§ **Set problem**:
Look for the word "букву" in the entries below, then copy every line that has it.

(Extracted data entries)
:::

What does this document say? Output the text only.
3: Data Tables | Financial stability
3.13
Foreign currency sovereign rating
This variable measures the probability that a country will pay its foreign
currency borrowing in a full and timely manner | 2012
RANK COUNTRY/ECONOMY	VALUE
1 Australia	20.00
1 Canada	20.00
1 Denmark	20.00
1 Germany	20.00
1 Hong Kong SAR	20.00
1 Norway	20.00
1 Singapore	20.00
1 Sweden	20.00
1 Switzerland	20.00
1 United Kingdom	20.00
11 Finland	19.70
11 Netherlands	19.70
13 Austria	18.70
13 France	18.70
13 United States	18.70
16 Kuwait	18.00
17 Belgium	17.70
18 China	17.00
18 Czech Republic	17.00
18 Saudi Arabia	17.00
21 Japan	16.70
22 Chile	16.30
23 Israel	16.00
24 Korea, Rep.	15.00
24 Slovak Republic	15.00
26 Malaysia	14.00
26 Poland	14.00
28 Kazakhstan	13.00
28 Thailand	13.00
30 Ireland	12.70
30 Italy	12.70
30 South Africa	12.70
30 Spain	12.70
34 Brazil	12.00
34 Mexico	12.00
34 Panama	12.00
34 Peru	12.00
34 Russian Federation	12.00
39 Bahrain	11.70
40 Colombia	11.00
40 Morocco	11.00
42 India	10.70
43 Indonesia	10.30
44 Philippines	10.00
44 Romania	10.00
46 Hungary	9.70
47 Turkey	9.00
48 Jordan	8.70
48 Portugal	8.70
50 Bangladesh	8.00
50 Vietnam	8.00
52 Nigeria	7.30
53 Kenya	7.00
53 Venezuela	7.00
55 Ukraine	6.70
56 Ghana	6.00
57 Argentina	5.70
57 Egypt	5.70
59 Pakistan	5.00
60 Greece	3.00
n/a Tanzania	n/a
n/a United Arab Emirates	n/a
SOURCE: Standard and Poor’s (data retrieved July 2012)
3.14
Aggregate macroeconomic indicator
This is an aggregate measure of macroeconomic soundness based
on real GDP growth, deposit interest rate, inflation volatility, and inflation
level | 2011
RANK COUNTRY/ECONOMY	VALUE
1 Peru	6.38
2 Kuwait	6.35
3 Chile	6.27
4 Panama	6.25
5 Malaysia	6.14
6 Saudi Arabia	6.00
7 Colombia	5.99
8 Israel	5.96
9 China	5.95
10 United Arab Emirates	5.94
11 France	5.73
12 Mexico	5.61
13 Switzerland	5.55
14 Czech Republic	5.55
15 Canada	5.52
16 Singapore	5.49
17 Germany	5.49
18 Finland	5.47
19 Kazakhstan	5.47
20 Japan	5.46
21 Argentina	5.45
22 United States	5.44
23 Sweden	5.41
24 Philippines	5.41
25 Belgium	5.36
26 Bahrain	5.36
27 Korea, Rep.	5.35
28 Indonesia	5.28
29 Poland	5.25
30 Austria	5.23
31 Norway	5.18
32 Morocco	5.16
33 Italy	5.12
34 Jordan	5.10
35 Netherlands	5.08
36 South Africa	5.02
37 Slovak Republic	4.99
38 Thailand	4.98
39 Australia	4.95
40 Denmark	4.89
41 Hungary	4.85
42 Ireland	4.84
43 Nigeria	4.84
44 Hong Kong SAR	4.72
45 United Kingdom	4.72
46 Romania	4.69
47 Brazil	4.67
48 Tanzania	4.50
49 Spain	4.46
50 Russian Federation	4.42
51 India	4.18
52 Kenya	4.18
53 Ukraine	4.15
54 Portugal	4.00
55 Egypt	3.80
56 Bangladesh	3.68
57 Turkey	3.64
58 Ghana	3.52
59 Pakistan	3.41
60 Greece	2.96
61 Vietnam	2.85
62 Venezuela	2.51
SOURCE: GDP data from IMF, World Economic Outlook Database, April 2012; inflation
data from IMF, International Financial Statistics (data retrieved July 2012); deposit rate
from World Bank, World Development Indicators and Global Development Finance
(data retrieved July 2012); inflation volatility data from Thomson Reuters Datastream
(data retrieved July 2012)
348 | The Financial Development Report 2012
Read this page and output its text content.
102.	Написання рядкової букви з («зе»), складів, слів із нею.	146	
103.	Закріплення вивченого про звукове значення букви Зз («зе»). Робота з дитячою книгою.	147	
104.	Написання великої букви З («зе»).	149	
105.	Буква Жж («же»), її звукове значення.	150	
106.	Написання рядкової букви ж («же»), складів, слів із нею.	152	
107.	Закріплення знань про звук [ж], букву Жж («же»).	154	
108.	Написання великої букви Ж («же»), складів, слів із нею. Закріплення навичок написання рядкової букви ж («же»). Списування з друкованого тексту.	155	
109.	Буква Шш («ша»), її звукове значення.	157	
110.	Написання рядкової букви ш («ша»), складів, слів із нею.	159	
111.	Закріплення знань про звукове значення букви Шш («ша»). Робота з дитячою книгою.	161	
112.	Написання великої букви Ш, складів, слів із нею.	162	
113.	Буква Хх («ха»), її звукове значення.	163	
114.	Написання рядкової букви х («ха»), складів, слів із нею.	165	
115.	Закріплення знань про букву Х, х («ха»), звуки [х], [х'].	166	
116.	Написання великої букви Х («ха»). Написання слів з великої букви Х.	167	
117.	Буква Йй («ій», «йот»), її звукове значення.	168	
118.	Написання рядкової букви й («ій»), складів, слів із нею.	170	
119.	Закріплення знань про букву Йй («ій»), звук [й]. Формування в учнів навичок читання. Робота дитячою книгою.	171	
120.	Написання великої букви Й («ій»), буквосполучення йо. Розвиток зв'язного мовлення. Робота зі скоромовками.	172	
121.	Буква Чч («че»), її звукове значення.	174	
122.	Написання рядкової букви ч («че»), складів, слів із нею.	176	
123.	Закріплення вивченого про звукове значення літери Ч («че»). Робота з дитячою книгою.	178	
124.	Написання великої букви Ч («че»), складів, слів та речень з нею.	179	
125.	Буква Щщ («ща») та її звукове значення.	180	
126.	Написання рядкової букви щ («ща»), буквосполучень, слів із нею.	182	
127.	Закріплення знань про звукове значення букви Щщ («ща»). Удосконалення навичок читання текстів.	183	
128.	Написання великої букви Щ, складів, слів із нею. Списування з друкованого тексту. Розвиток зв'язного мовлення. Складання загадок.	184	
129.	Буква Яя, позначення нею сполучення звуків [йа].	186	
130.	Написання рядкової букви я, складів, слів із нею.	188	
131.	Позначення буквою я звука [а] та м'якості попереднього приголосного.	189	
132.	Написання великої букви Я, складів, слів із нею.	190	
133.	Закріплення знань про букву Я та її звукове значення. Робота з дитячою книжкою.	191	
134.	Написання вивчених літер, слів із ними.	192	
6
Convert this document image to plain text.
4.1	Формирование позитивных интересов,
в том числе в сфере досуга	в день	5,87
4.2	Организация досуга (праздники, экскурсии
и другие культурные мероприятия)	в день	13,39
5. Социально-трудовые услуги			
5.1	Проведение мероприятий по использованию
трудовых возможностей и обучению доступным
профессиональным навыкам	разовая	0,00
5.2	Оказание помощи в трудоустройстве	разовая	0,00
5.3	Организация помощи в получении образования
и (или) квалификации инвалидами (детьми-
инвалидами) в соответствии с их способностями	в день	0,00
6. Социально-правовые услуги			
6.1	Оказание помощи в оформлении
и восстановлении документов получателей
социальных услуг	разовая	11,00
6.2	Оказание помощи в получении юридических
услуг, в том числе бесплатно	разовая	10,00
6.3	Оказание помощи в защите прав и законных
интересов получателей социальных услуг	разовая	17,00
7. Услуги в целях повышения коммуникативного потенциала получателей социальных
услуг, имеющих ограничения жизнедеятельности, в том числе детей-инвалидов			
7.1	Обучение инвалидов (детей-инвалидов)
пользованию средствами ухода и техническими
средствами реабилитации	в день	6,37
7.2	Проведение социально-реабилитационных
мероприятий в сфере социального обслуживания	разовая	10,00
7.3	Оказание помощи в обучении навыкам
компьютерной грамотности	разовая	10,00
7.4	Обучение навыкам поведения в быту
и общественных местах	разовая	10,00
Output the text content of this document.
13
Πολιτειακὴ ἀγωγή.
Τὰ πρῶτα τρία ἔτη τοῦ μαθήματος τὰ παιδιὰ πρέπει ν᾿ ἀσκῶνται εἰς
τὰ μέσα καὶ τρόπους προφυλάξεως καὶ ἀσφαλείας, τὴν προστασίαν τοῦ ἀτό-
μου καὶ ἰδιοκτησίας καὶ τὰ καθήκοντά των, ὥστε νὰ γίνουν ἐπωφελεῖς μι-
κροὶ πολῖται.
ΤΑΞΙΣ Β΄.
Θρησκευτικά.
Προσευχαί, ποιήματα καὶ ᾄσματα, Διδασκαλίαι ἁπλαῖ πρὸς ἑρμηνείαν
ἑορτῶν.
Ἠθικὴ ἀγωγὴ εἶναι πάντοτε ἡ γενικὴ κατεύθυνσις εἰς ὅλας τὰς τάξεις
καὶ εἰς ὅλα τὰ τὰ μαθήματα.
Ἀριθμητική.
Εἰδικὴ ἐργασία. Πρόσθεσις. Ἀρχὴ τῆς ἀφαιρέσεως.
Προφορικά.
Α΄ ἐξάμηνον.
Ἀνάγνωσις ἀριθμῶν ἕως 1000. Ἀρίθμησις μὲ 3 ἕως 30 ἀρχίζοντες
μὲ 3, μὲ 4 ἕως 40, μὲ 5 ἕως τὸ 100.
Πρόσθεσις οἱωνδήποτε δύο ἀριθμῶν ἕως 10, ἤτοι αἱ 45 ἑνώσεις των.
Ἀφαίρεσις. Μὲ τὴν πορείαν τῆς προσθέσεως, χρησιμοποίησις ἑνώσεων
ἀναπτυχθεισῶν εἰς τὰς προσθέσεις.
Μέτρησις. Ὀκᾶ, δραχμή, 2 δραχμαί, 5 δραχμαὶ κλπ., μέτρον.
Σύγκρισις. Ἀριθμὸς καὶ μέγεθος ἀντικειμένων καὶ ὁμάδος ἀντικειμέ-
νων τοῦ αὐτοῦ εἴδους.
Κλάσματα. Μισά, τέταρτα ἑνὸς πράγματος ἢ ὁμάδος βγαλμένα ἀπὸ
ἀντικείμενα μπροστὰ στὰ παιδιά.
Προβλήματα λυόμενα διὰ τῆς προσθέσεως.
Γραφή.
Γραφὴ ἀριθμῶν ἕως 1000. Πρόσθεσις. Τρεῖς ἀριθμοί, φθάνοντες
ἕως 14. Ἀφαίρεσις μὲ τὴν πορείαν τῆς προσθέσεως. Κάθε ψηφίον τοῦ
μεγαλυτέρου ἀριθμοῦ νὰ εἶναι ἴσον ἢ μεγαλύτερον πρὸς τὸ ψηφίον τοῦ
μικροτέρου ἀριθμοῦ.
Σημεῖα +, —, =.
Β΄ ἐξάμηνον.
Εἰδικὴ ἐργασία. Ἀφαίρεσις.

:::

§ **Completed exercise**:
107.	Закріплення знань про звук [ж], букву Жж («же»).	154	
115.	Закріплення знань про букву Х, х («ха»), звуки [х], [х'].	166	
119.	Закріплення знань про букву Йй («ій»), звук [й]. Формування в учнів навичок читання. Робота дитячою книгою.	171	
133.	Закріплення знань про букву Я та її звукове значення. Робота з дитячою книжкою.	191	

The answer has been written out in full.